Take the line that contains "Give me the" and every line after it in the material below, and quote them exactly.
---------------
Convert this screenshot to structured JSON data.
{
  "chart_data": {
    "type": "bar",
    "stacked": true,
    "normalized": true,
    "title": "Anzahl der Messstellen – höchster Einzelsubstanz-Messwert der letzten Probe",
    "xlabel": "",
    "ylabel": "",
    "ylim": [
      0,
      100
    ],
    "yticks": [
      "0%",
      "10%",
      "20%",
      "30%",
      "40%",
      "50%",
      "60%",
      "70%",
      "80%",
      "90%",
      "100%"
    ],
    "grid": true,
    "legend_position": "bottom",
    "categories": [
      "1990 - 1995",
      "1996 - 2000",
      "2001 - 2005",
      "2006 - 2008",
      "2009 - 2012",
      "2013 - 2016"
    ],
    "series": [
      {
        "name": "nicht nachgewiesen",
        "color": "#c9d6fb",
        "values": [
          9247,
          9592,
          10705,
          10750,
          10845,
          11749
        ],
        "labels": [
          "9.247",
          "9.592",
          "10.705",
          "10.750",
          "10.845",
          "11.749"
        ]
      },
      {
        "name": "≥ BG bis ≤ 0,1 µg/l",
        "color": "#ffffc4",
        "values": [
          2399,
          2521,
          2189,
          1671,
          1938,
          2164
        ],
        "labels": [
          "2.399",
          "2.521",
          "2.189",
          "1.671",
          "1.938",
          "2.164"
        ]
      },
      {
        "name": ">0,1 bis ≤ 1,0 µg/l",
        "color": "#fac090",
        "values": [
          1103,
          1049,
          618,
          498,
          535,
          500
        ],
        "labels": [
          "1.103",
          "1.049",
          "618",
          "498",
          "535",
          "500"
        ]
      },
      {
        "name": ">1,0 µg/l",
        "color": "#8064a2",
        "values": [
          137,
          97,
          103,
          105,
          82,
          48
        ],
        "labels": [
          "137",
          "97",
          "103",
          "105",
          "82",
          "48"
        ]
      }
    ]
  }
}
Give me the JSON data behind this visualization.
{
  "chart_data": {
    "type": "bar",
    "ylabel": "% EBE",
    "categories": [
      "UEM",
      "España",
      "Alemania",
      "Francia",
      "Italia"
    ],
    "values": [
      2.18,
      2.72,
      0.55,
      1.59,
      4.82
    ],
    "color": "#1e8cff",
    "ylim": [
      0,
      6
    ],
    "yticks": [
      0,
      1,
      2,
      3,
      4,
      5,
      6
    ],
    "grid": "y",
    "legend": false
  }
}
---------------
Output below:
Give me the JSON data behind this visualization.
{
  "chart_data": {
    "type": "bar",
    "ylabel": "% EBE",
    "categories": [
      "UEM",
      "España",
      "Alemania",
      "Francia",
      "Italia"
    ],
    "values": [
      2.18,
      2.72,
      0.55,
      1.59,
      4.82
    ],
    "color": "#1e8cff",
    "ylim": [
      0,
      6
    ],
    "yticks": [
      0,
      1,
      2,
      3,
      4,
      5,
      6
    ],
    "grid": "y",
    "legend": false
  }
}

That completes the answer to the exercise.